**Your goal:** List all lines in the material below that contain "JSON".
----------------------------------------
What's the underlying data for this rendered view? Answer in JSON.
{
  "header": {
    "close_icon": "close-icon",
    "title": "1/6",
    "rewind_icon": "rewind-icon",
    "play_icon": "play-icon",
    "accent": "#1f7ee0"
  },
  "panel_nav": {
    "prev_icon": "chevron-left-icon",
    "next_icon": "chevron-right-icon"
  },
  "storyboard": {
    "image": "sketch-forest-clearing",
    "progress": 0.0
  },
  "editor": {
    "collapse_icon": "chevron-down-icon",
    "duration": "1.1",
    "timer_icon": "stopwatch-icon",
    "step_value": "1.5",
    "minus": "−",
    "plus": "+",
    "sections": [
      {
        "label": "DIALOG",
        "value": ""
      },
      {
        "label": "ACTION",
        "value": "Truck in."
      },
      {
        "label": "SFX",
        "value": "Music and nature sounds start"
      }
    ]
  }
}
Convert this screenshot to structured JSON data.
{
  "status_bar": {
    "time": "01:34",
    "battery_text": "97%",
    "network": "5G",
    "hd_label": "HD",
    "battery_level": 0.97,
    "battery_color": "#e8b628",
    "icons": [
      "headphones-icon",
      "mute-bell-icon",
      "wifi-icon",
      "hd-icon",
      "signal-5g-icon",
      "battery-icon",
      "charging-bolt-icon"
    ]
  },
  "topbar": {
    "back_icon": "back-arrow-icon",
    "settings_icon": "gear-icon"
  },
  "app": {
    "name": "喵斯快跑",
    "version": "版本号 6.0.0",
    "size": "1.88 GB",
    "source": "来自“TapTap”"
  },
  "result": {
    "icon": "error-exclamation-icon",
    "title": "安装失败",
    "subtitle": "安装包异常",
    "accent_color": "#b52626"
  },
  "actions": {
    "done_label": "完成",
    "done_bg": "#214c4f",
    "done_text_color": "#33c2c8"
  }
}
----------------------------------------
**Expected output:**
What's the underlying data for this rendered view? Answer in JSON.
Convert this screenshot to structured JSON data.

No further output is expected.